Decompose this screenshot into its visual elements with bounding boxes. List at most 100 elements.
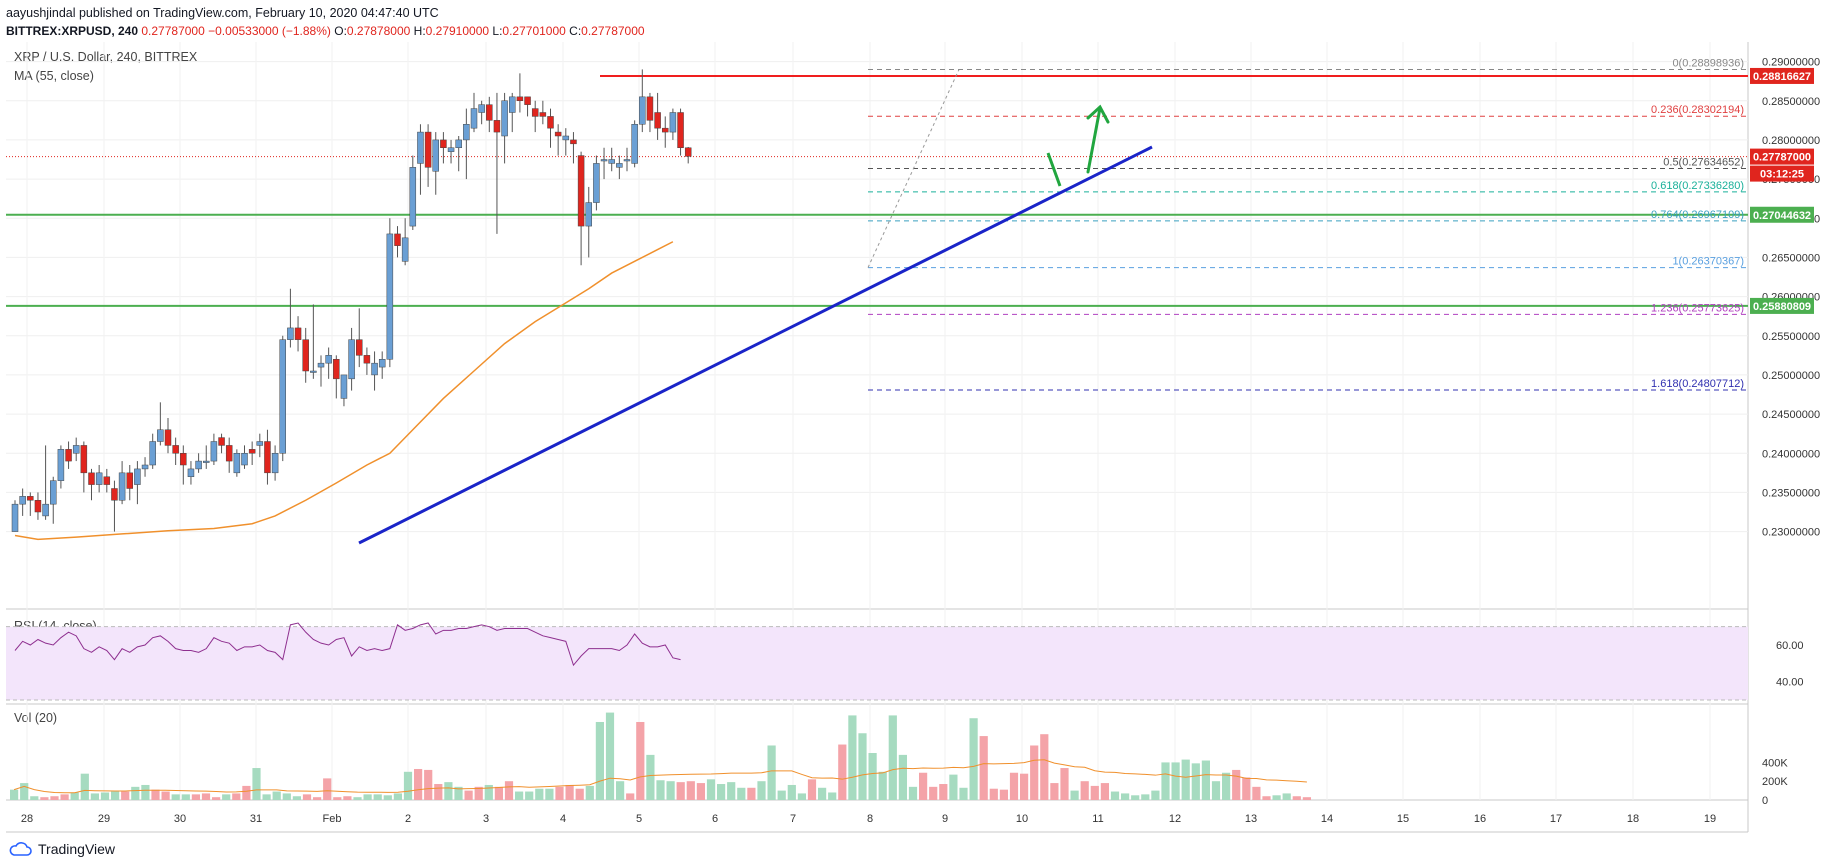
candle-body (57, 449, 65, 481)
volume-pane (10, 712, 1311, 800)
volume-bar (848, 715, 857, 800)
tradingview-logo[interactable]: TradingView (8, 841, 115, 857)
x-tick-label: 4 (560, 813, 566, 825)
volume-bar (1009, 772, 1019, 800)
x-tick-label: 13 (1245, 813, 1257, 825)
candle-body (88, 472, 95, 485)
volume-bar (646, 754, 655, 800)
volume-bar (1020, 773, 1029, 800)
candle-body (256, 441, 264, 446)
volume-bar (757, 781, 766, 800)
volume-bar (70, 792, 79, 800)
volume-bar (1151, 790, 1160, 800)
levels: 0(0.28898936) 0.236(0.28302194) 0.5(0.2763… (6, 58, 1748, 391)
volume-bar (515, 791, 524, 800)
fib-label-0: 0(0.28898936) (1672, 58, 1744, 70)
candle-body (524, 96, 531, 105)
rsi-tick-label: 60.00 (1776, 640, 1804, 652)
x-tick-label: 12 (1169, 813, 1181, 825)
volume-bar (565, 784, 574, 800)
candle-body (180, 453, 187, 466)
candle-body (585, 202, 592, 227)
resistance-price-label: 0.28816627 (1753, 71, 1811, 83)
volume-bar (1141, 794, 1150, 800)
x-tick-label: 2 (405, 813, 411, 825)
volume-bar (999, 789, 1008, 800)
candle-body (34, 500, 42, 513)
candle-body (141, 464, 149, 470)
pullback-arrow (1046, 152, 1062, 187)
volume-bar (151, 789, 160, 800)
candle-body (424, 131, 432, 168)
volume-bar (1060, 768, 1069, 800)
chart-header: aayushjindal published on TradingView.co… (6, 4, 645, 40)
current-price-label: 0.27787000 (1753, 152, 1811, 164)
volume-bar (767, 745, 776, 800)
fib-label-0.236: 0.236(0.28302194) (1651, 104, 1744, 116)
volume-bar (222, 794, 231, 800)
volume-bar (737, 787, 746, 800)
candle-body (501, 100, 508, 137)
candle-body (470, 108, 478, 129)
candle-body (164, 429, 172, 446)
volume-bar (555, 786, 564, 800)
volume-bar (80, 773, 89, 800)
y-tick-label: 0.24500000 (1762, 409, 1820, 421)
candle-body (554, 131, 562, 137)
candle-body (80, 445, 88, 474)
last-price: 0.27787000 (141, 24, 205, 38)
fib-anchor-line (867, 69, 960, 268)
volume-bar (1121, 793, 1130, 800)
ascending-trendline (358, 145, 1153, 545)
candle-body (279, 339, 286, 454)
fib-label-1: 1(0.26370367) (1672, 256, 1744, 268)
ma55-line (14, 241, 674, 541)
volume-tick-label: 200K (1762, 776, 1788, 788)
volume-bar (141, 784, 150, 800)
volume-bar (535, 788, 544, 800)
volume-bar (504, 781, 514, 800)
x-tick-label: 15 (1397, 813, 1409, 825)
candle-body (432, 139, 439, 172)
x-tick-label: 17 (1550, 813, 1562, 825)
support2-price-tag (1750, 297, 1814, 314)
volume-bar (939, 784, 948, 800)
volume-bar (212, 797, 221, 800)
x-tick-label: 18 (1627, 813, 1639, 825)
candle-body (218, 437, 225, 446)
price-change: −0.00533000 (−1.88%) (208, 24, 331, 38)
moving-average (14, 241, 674, 541)
volume-bar (1110, 791, 1120, 800)
volume-bar (717, 784, 726, 800)
volume-bar (262, 794, 271, 800)
fib-label-0.618: 0.618(0.27336280) (1651, 180, 1744, 192)
volume-bar (1302, 797, 1311, 800)
volume-bar (1040, 734, 1049, 800)
ma-title: MA (55, close) (14, 69, 94, 83)
volume-bar (313, 797, 322, 800)
volume-ma-line (13, 759, 1307, 794)
candle-body (386, 233, 394, 360)
support1-price-label: 0.27044632 (1753, 210, 1811, 222)
volume-bar (636, 721, 645, 800)
candle-body (677, 112, 684, 148)
volume-bar (403, 771, 413, 800)
volume-bar (252, 768, 261, 800)
candle-body (378, 359, 386, 368)
volume-bar (1282, 793, 1291, 800)
candle-body (203, 460, 210, 463)
candle-body (72, 445, 80, 454)
volume-bar (1191, 763, 1200, 800)
x-tick-label: 9 (942, 813, 948, 825)
candle-body (294, 327, 302, 340)
candle-body (356, 339, 363, 356)
candle-body (103, 476, 111, 485)
candle-body (248, 449, 256, 454)
candle-body (486, 104, 493, 121)
volume-bar (878, 771, 887, 800)
candle-body (478, 104, 485, 113)
candle-body (493, 120, 501, 133)
volume-bar (818, 787, 827, 800)
volume-bar (343, 796, 352, 800)
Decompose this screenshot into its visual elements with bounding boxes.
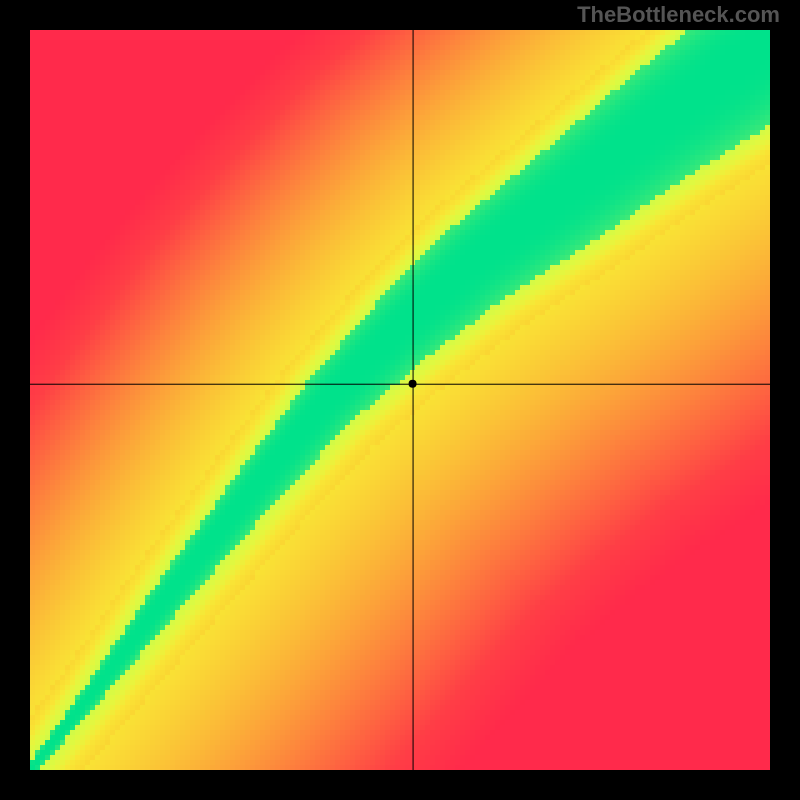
watermark-text: TheBottleneck.com: [577, 2, 780, 28]
overlay-canvas: [30, 30, 770, 770]
plot-area: [30, 30, 770, 770]
chart-container: TheBottleneck.com: [0, 0, 800, 800]
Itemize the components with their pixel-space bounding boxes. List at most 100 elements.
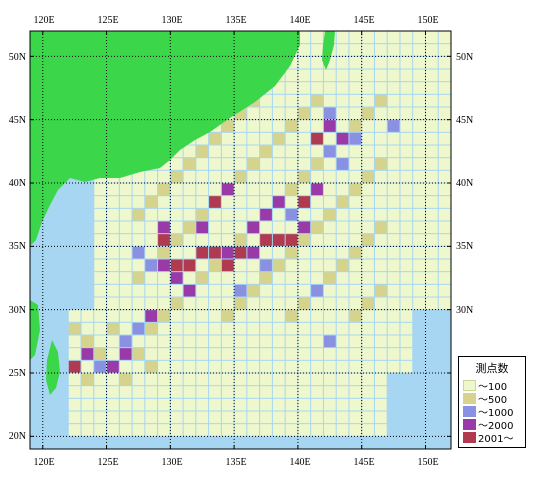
density-cell [94, 373, 107, 386]
density-cell [387, 234, 400, 246]
density-cell [170, 284, 183, 297]
density-cell [119, 221, 132, 234]
density-cell [234, 107, 247, 120]
density-cell [400, 69, 413, 82]
density-cell [336, 322, 349, 335]
density-cell [425, 158, 438, 170]
density-cell [336, 246, 349, 259]
density-cell [107, 272, 119, 284]
density-cell [285, 196, 298, 208]
density-cell [94, 208, 107, 221]
density-cell [119, 208, 132, 221]
density-cell [336, 56, 349, 69]
density-cell [234, 398, 247, 411]
density-cell [349, 170, 362, 183]
density-cell [387, 221, 400, 234]
density-cell [425, 56, 438, 69]
density-cell [81, 424, 94, 436]
density-cell [107, 259, 119, 272]
density-cell [285, 183, 298, 196]
density-cell [285, 424, 298, 436]
density-cell [413, 170, 425, 183]
density-cell [298, 284, 311, 297]
density-cell [247, 398, 260, 411]
density-cell [209, 398, 221, 411]
legend-swatch [463, 406, 476, 417]
legend-title: 測点数 [475, 362, 509, 375]
density-cell [323, 284, 336, 297]
density-cell [158, 348, 170, 360]
density-cell [247, 170, 260, 183]
density-cell [298, 120, 311, 132]
density-cell [400, 82, 413, 94]
density-cell [81, 360, 94, 373]
density-cell [413, 82, 425, 94]
density-cell [362, 386, 374, 398]
density-cell [196, 259, 209, 272]
density-cell [221, 246, 234, 259]
density-cell [158, 246, 170, 259]
density-cell [107, 246, 119, 259]
density-cell [183, 221, 196, 234]
density-cell [81, 373, 94, 386]
legend: 測点数 ～100 ～500 ～1000 ～2000 2001～ [458, 356, 526, 448]
density-cell [285, 322, 298, 335]
density-cell [247, 310, 260, 322]
density-cell [298, 170, 311, 183]
density-cell [413, 284, 425, 297]
density-cell [349, 411, 362, 424]
density-cell [94, 360, 107, 373]
density-cell [349, 373, 362, 386]
density-cell [221, 120, 234, 132]
lon-label-top: 140E [289, 15, 310, 26]
density-cell [145, 183, 158, 196]
density-cell [247, 284, 260, 297]
density-cell [311, 145, 323, 158]
density-cell [68, 310, 81, 322]
density-cell [107, 183, 119, 196]
density-cell [387, 94, 400, 107]
density-cell [209, 158, 221, 170]
density-cell [170, 322, 183, 335]
density-cell [323, 398, 336, 411]
density-cell [362, 411, 374, 424]
density-cell [362, 272, 374, 284]
density-cell [247, 145, 260, 158]
density-cell [362, 335, 374, 348]
density-cell [425, 31, 438, 44]
density-cell [260, 196, 272, 208]
density-cell [362, 69, 374, 82]
density-cell [374, 322, 387, 335]
density-cell [145, 335, 158, 348]
density-cell [68, 373, 81, 386]
density-cell [209, 132, 221, 145]
density-cell [413, 221, 425, 234]
density-cell [145, 373, 158, 386]
density-cell [132, 386, 145, 398]
density-cell [387, 44, 400, 56]
density-cell [196, 284, 209, 297]
density-cell [94, 322, 107, 335]
density-cell [119, 284, 132, 297]
density-cell [234, 373, 247, 386]
density-cell [400, 170, 413, 183]
density-cell [94, 310, 107, 322]
density-cell [425, 196, 438, 208]
density-cell [438, 234, 451, 246]
density-cell [234, 234, 247, 246]
density-cell [196, 297, 209, 310]
density-cell [94, 234, 107, 246]
density-cell [183, 386, 196, 398]
density-cell [438, 297, 451, 310]
density-cell [374, 145, 387, 158]
density-cell [119, 398, 132, 411]
density-cell [234, 170, 247, 183]
density-cell [221, 411, 234, 424]
density-cell [285, 158, 298, 170]
density-cell [221, 259, 234, 272]
density-cell [311, 284, 323, 297]
density-cell [158, 196, 170, 208]
density-cell [400, 360, 413, 373]
density-cell [272, 424, 285, 436]
density-cell [94, 386, 107, 398]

TASK STATEMENT:
Rewrite the listing from the line with "candle-body (57, 449, 65, 481)" up to and including the line with "volume-bar (1151, 790, 1160, 800)", substituting "volume-column" for every "volume-bar" and leaving everything else unchanged. Give only those lines.

COMPLETED EXERCISE:
candle-body (57, 449, 65, 481)
volume-pane (10, 712, 1311, 800)
volume-column (848, 715, 857, 800)
tradingview-logo[interactable]: TradingView (8, 841, 115, 857)
x-tick-label: 4 (560, 813, 566, 825)
volume-column (1009, 772, 1019, 800)
x-tick-label: 13 (1245, 813, 1257, 825)
candle-body (88, 472, 95, 485)
volume-column (646, 754, 655, 800)
volume-column (1020, 773, 1029, 800)
candle-body (256, 441, 264, 446)
volume-column (757, 781, 766, 800)
volume-column (70, 792, 79, 800)
volume-column (1151, 790, 1160, 800)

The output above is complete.